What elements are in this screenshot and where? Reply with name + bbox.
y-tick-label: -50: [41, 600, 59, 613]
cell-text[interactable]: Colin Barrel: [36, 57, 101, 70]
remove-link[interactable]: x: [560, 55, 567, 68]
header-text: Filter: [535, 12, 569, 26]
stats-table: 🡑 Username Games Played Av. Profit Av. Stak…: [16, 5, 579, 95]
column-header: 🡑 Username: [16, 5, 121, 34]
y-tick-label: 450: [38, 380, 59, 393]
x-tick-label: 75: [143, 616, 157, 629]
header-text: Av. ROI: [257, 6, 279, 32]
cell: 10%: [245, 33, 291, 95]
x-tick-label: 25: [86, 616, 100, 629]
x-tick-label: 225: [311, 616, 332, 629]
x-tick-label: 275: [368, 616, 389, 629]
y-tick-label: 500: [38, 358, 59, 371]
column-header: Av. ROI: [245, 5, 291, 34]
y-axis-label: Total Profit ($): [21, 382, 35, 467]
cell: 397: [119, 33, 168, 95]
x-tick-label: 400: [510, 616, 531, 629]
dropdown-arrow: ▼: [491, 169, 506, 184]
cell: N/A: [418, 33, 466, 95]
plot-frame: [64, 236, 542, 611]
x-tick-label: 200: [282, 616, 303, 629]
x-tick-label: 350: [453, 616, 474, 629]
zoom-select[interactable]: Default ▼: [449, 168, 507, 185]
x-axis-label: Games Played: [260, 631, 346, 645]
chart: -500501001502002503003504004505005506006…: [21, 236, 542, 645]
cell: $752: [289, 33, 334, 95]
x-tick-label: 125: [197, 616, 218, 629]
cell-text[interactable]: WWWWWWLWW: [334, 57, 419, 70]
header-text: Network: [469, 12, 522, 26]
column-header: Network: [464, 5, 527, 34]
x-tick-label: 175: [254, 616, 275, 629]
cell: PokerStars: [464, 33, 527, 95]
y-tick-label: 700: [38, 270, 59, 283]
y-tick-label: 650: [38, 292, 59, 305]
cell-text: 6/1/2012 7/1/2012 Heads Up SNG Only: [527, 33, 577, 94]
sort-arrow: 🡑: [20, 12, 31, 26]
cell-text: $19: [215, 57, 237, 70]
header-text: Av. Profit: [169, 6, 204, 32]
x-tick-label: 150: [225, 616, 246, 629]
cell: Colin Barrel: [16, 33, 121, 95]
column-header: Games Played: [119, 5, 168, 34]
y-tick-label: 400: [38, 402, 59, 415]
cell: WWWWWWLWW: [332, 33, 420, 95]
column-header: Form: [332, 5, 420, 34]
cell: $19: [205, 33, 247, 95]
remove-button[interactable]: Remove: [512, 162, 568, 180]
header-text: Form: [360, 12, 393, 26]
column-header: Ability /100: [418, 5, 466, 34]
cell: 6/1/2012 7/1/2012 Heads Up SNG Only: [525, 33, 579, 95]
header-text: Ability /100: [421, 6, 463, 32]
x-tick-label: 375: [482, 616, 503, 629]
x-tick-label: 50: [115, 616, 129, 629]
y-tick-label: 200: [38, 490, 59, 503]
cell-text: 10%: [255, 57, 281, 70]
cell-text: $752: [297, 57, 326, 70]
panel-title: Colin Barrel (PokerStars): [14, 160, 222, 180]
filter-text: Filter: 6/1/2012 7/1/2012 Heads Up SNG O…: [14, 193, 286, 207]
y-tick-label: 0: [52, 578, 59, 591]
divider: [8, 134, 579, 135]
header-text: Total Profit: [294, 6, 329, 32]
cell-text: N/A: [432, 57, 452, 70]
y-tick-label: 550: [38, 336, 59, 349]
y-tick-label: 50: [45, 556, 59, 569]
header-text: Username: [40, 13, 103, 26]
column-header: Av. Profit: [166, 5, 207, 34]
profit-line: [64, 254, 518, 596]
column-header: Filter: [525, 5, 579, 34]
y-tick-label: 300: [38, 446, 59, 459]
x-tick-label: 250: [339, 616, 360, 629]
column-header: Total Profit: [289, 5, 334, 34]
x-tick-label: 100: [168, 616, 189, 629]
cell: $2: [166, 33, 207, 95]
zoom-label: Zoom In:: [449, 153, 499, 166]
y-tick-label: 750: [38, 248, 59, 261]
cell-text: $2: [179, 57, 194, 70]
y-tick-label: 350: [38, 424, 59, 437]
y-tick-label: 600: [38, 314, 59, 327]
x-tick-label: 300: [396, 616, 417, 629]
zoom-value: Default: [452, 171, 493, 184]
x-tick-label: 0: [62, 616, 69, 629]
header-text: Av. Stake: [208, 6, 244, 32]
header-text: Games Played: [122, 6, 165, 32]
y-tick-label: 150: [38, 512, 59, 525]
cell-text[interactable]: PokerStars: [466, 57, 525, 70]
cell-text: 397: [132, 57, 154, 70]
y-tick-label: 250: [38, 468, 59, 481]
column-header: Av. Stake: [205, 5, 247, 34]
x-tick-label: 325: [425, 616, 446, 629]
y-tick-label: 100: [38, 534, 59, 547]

What you will do: Reproduce each of the records above verbatim, in the order given, leaving out none of them.

Worked answer:
What elements are in this screenshot and where? Reply with name + bbox.
y-tick-label: -50: [41, 600, 59, 613]
cell-text[interactable]: Colin Barrel: [36, 57, 101, 70]
remove-link[interactable]: x: [560, 55, 567, 68]
header-text: Filter: [535, 12, 569, 26]
stats-table: 🡑 Username Games Played Av. Profit Av. Stak…: [16, 5, 579, 95]
column-header: 🡑 Username: [16, 5, 121, 34]
y-tick-label: 450: [38, 380, 59, 393]
x-tick-label: 75: [143, 616, 157, 629]
header-text: Av. ROI: [257, 6, 279, 32]
cell: 10%: [245, 33, 291, 95]
x-tick-label: 25: [86, 616, 100, 629]
x-tick-label: 225: [311, 616, 332, 629]
x-tick-label: 275: [368, 616, 389, 629]
y-tick-label: 500: [38, 358, 59, 371]
column-header: Av. ROI: [245, 5, 291, 34]
y-axis-label: Total Profit ($): [21, 382, 35, 467]
cell: 397: [119, 33, 168, 95]
x-tick-label: 400: [510, 616, 531, 629]
dropdown-arrow: ▼: [491, 169, 506, 184]
cell: N/A: [418, 33, 466, 95]
plot-frame: [64, 236, 542, 611]
x-tick-label: 200: [282, 616, 303, 629]
x-tick-label: 350: [453, 616, 474, 629]
zoom-select[interactable]: Default ▼: [449, 168, 507, 185]
x-axis-label: Games Played: [260, 631, 346, 645]
chart: -500501001502002503003504004505005506006…: [21, 236, 542, 645]
cell: $752: [289, 33, 334, 95]
x-tick-label: 125: [197, 616, 218, 629]
cell-text[interactable]: WWWWWWLWW: [334, 57, 419, 70]
header-text: Network: [469, 12, 522, 26]
column-header: Network: [464, 5, 527, 34]
x-tick-label: 175: [254, 616, 275, 629]
cell: PokerStars: [464, 33, 527, 95]
y-tick-label: 700: [38, 270, 59, 283]
y-tick-label: 650: [38, 292, 59, 305]
cell-text: 6/1/2012 7/1/2012 Heads Up SNG Only: [527, 33, 577, 94]
sort-arrow: 🡑: [20, 12, 31, 26]
cell-text: $19: [215, 57, 237, 70]
header-text: Av. Profit: [169, 6, 204, 32]
x-tick-label: 150: [225, 616, 246, 629]
cell: Colin Barrel: [16, 33, 121, 95]
column-header: Games Played: [119, 5, 168, 34]
y-tick-label: 400: [38, 402, 59, 415]
cell: WWWWWWLWW: [332, 33, 420, 95]
column-header: Form: [332, 5, 420, 34]
cell: $19: [205, 33, 247, 95]
remove-button[interactable]: Remove: [512, 162, 568, 180]
header-text: Form: [360, 12, 393, 26]
column-header: Ability /100: [418, 5, 466, 34]
cell: 6/1/2012 7/1/2012 Heads Up SNG Only: [525, 33, 579, 95]
header-text: Ability /100: [421, 6, 463, 32]
x-tick-label: 375: [482, 616, 503, 629]
x-tick-label: 50: [115, 616, 129, 629]
y-tick-label: 200: [38, 490, 59, 503]
cell-text: 10%: [255, 57, 281, 70]
cell-text: $752: [297, 57, 326, 70]
panel-title: Colin Barrel (PokerStars): [14, 160, 222, 180]
filter-text: Filter: 6/1/2012 7/1/2012 Heads Up SNG O…: [14, 193, 286, 207]
y-tick-label: 0: [52, 578, 59, 591]
divider: [8, 134, 579, 135]
header-text: Total Profit: [294, 6, 329, 32]
cell-text: N/A: [432, 57, 452, 70]
y-tick-label: 550: [38, 336, 59, 349]
y-tick-label: 50: [45, 556, 59, 569]
header-text: Username: [40, 13, 103, 26]
column-header: Av. Profit: [166, 5, 207, 34]
profit-line: [64, 254, 518, 596]
column-header: Filter: [525, 5, 579, 34]
y-tick-label: 300: [38, 446, 59, 459]
x-tick-label: 250: [339, 616, 360, 629]
column-header: Total Profit: [289, 5, 334, 34]
x-tick-label: 100: [168, 616, 189, 629]
cell: $2: [166, 33, 207, 95]
zoom-label: Zoom In:: [449, 153, 499, 166]
y-tick-label: 750: [38, 248, 59, 261]
cell-text: $2: [179, 57, 194, 70]
y-tick-label: 350: [38, 424, 59, 437]
y-tick-label: 600: [38, 314, 59, 327]
x-tick-label: 300: [396, 616, 417, 629]
zoom-value: Default: [452, 171, 493, 184]
x-tick-label: 0: [62, 616, 69, 629]
header-text: Av. Stake: [208, 6, 244, 32]
header-text: Games Played: [122, 6, 165, 32]
y-tick-label: 150: [38, 512, 59, 525]
cell-text[interactable]: PokerStars: [466, 57, 525, 70]
cell-text: 397: [132, 57, 154, 70]
y-tick-label: 250: [38, 468, 59, 481]
column-header: Av. Stake: [205, 5, 247, 34]
x-tick-label: 325: [425, 616, 446, 629]
y-tick-label: 100: [38, 534, 59, 547]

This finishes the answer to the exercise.